§ **EXCERTO DA PÁGINA**:
┄┄┄┄┄┄┄┄┄┄┄┄┄┄┄┄┄┄┄┄

Sunday, October 20, 2024

DE DONO A CULPADO DE TUDO

Em 10 de fevereiro de 2016, comentei aqui uma entrevista do Público a Carlos Monjardino, com transcrição muito restrita às responsabilidades de Ricardo Espírito Santo Salgado no descalabro que envolveu praticamente todo o sistema financeiro do país. 

Anteontem vi, sem ter procurado ver, a repetição da transmissão televisiva, incluída num qualquer telejornal, da entrada de Ricardo Salgado para o tribunal onde iria decorrer a primeira sessão do  julgamento do processo envolvendo múltiplas acusações e um enorme número de testemunhas.
E repugnou-me o que vi: o advogado e o médico assistente, se não propuseram, pelo menos aceitaram a exibição pública de um homem fisicamente derrotado.
Para quê?

No meu curto comentário há oito anos, não referi, mas também não omiti, porque toda a entrevista continua acessível, afirmações de Monjardino que o escusado cortejo de exibição de Ricardo Salgado me incentivou a reler.

┄┄┄┄┄┄┄┄┄┄┄┄┄┄┄┄┄┄┄┄

§ **DADOS DISPONÍVEIS**:
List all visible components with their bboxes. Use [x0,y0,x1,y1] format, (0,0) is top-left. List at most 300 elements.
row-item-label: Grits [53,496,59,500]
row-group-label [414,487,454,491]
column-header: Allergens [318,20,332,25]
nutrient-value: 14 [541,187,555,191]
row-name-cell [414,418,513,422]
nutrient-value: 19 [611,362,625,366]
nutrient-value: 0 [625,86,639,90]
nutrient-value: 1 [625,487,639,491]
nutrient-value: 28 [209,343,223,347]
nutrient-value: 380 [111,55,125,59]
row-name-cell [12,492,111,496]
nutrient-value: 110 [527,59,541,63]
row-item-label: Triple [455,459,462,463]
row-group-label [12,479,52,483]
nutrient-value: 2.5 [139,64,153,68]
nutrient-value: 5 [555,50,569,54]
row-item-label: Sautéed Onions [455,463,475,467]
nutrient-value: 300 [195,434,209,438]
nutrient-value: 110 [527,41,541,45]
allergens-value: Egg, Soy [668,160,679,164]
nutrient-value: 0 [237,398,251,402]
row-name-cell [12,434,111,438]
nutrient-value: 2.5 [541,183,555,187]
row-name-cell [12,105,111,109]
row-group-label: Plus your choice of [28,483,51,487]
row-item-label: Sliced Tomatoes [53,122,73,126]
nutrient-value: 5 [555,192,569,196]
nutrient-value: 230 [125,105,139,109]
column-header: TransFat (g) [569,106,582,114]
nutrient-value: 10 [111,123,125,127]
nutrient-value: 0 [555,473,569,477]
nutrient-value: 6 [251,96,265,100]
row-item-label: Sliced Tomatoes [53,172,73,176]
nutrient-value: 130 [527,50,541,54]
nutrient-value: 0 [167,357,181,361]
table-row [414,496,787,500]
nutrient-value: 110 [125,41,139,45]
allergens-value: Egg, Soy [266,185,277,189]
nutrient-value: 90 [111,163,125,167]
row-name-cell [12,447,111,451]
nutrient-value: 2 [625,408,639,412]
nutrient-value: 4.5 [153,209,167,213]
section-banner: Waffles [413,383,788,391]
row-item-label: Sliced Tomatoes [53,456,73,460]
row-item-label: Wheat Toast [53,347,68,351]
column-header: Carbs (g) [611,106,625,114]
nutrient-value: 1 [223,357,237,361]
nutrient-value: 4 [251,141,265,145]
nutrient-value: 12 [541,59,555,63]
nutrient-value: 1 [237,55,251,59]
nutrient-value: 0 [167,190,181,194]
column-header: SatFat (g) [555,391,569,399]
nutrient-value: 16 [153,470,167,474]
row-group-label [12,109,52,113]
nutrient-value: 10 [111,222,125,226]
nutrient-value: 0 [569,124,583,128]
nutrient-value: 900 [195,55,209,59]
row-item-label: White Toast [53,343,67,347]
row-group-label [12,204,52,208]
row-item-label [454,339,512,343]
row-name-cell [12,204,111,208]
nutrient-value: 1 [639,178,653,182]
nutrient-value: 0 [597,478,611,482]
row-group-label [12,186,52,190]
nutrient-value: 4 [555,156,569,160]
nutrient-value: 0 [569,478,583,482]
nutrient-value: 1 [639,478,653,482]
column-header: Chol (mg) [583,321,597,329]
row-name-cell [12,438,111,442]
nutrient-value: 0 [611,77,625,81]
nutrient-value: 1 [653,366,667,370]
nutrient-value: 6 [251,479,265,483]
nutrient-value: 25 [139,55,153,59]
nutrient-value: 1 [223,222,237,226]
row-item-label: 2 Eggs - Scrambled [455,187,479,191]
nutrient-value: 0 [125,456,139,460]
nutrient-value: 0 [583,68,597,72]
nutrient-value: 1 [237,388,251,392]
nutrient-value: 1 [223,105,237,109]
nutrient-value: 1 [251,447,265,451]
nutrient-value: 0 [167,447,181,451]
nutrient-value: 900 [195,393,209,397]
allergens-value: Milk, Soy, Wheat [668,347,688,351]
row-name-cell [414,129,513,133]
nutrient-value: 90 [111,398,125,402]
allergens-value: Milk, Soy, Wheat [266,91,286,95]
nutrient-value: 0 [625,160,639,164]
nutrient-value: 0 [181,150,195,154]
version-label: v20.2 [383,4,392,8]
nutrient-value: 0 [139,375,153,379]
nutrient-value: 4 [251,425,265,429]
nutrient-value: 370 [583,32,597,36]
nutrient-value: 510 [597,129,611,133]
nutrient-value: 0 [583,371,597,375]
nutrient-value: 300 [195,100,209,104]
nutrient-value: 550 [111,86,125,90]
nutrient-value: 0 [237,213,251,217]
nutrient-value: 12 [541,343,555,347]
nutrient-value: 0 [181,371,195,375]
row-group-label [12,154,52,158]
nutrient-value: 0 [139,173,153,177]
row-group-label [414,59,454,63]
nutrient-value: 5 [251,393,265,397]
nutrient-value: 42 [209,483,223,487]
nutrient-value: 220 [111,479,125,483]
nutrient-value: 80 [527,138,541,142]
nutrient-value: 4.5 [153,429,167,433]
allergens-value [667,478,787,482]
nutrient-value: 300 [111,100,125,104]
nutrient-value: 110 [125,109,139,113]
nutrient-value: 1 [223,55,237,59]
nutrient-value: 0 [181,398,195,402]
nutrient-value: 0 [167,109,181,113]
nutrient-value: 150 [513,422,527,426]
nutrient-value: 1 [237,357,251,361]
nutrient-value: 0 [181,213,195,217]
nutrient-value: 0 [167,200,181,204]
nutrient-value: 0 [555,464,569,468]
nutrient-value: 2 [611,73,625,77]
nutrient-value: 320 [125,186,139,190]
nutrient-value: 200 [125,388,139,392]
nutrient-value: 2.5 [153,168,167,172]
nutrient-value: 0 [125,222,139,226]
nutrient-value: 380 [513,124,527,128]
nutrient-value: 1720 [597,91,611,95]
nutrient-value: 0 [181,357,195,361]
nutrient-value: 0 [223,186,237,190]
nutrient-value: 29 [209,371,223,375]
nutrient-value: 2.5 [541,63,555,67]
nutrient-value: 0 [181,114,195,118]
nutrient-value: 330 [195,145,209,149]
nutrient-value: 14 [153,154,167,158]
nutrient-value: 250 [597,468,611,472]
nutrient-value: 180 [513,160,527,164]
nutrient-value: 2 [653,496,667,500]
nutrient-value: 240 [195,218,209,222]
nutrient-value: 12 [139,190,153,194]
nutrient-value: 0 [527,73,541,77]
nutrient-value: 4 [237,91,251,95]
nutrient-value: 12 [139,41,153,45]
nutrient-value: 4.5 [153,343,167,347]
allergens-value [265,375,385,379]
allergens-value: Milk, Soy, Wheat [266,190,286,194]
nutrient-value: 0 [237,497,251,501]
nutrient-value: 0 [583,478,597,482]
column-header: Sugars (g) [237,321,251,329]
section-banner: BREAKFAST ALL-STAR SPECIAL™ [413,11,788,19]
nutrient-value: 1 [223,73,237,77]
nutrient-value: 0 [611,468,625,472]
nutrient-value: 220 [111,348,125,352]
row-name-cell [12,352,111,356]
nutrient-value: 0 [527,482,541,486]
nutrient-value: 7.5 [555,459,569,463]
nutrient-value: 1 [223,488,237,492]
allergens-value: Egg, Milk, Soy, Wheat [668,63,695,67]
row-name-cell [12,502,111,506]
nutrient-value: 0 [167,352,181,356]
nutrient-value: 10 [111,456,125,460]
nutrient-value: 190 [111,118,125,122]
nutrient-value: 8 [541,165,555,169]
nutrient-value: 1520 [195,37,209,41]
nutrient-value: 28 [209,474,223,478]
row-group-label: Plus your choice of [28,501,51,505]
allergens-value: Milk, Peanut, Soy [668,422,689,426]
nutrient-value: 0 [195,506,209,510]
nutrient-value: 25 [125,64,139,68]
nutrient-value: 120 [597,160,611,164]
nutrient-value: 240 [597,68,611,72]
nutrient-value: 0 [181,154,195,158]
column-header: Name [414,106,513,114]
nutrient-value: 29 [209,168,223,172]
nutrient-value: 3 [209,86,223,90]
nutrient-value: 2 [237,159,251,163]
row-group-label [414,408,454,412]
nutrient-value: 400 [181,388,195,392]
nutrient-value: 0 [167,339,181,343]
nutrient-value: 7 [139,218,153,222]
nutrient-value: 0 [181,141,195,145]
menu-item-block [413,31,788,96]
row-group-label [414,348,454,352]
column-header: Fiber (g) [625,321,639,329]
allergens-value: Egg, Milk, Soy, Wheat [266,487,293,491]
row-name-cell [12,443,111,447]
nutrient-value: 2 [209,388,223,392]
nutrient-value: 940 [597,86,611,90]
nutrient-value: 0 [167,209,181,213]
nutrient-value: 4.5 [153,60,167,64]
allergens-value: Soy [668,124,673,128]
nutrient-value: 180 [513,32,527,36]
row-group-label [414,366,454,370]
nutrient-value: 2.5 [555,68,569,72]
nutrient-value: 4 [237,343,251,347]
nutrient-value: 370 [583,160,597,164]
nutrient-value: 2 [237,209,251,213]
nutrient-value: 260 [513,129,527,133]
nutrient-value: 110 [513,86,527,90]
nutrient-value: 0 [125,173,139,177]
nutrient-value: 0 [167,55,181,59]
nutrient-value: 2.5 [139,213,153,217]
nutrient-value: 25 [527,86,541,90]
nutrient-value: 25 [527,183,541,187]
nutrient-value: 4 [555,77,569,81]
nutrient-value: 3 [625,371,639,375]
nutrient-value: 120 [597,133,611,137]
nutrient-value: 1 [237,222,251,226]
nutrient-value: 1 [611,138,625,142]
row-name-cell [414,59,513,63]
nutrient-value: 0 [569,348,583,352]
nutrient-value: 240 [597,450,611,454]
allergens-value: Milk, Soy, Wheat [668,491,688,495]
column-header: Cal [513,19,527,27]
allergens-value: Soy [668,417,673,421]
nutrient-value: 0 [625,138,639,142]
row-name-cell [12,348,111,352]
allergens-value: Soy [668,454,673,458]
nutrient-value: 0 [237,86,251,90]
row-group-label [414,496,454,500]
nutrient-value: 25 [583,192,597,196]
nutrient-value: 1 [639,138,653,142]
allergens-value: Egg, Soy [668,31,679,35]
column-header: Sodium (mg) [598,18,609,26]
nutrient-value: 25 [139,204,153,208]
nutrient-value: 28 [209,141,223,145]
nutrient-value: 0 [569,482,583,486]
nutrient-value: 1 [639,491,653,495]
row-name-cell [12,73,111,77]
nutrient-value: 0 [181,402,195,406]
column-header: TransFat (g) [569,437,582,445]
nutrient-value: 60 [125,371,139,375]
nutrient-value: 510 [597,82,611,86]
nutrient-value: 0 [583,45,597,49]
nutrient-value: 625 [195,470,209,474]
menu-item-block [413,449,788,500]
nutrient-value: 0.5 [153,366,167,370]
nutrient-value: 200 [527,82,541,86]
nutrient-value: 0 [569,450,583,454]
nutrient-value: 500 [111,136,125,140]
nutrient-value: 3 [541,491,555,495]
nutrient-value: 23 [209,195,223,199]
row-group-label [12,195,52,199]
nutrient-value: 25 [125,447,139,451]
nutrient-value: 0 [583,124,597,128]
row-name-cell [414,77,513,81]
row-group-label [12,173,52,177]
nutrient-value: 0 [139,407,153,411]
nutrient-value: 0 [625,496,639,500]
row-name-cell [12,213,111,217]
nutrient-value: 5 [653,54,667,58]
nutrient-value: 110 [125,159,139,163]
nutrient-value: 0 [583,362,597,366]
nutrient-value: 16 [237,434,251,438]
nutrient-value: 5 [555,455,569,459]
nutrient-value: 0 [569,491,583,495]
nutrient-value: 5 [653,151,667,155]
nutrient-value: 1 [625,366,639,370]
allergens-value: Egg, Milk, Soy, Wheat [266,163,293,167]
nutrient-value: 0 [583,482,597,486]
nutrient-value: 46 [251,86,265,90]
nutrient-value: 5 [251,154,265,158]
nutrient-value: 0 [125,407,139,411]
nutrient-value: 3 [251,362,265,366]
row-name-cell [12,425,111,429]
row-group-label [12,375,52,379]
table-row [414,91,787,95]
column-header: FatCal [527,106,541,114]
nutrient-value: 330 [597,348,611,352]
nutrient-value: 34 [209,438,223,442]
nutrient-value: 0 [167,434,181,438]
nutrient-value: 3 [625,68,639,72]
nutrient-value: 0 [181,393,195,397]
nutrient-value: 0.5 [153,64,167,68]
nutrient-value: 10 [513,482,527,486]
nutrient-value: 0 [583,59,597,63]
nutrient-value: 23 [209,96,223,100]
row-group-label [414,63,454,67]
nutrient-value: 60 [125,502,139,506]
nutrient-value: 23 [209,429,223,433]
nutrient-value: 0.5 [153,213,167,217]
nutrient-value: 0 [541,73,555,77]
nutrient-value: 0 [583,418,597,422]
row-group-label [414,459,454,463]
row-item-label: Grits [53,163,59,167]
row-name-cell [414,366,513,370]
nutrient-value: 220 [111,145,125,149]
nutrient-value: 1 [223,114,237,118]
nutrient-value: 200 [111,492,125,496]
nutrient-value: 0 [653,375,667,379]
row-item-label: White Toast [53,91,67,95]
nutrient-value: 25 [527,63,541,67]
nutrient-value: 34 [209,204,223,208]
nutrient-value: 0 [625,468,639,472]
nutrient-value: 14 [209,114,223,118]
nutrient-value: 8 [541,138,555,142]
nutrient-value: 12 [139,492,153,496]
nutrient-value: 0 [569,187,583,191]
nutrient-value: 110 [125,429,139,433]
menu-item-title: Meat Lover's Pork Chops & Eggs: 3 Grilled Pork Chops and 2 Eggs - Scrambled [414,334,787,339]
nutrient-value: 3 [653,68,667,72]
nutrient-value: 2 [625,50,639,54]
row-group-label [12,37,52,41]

┄┄┄┄┄┄┄┄┄┄┄┄┄┄┄┄┄┄┄┄

§ **QUESTÕES PROPOSTAS**:
• A. Que indicações de tempo (datas e expressões temporais) aparecem no texto sobre Ricardo Salgado?
• B. Prossiga o texto sobre Ricardo Salgado a partir da última frase apresentada.

§ **RESPOSTAS**:
• A.
- Sunday, October 20, 2024
- 10 de fevereiro de 2016
- Anteontem
- há oito anos

• B.
E o tempo, entretanto, decorrido tornou mais pertinente que antes uma resposta de Monjardino quase no fim da entrevista:
 
- Sente-se confortável em ser sua testemunha abonatória?
Sim, e vou dizer uma frase: renegar um amigo é renegar-me a mim próprio. Eu não faço isso. Há coisas que não deveriam ter sido feitas no grupo, mas irei falar do que conheço do Dr. Ricardo Salgado que é muito positivo. E vou tentar desmontar uma ideia abstrusa de que ele era o dono disto tudo, que mandava em 300 empresas e no grupo…
 
Há nesta resposta de Monjardino uma afirmação (é uma ideia abstrusa de que ele era o dono disto tudo, que mandava em 300 empresas e no grupo ...), que coloca uma questão recorrente: até que ponto o dirigente supremo de uma organização é responsável único de todos os erros ou atrocidades cometidas?
Uma questão que a não imputabilidade de Ricardo Salgado torna muito mais relevante do que antes.
Se Ricardo Salgado não tem agora capacidade de defesa em que medida essa impossibilidade reforça as possibilidades dos seus eventuais coniventes se esgueirarem  das suas responsabilidades? 
Toda a que as instituições da Justiça consentirem.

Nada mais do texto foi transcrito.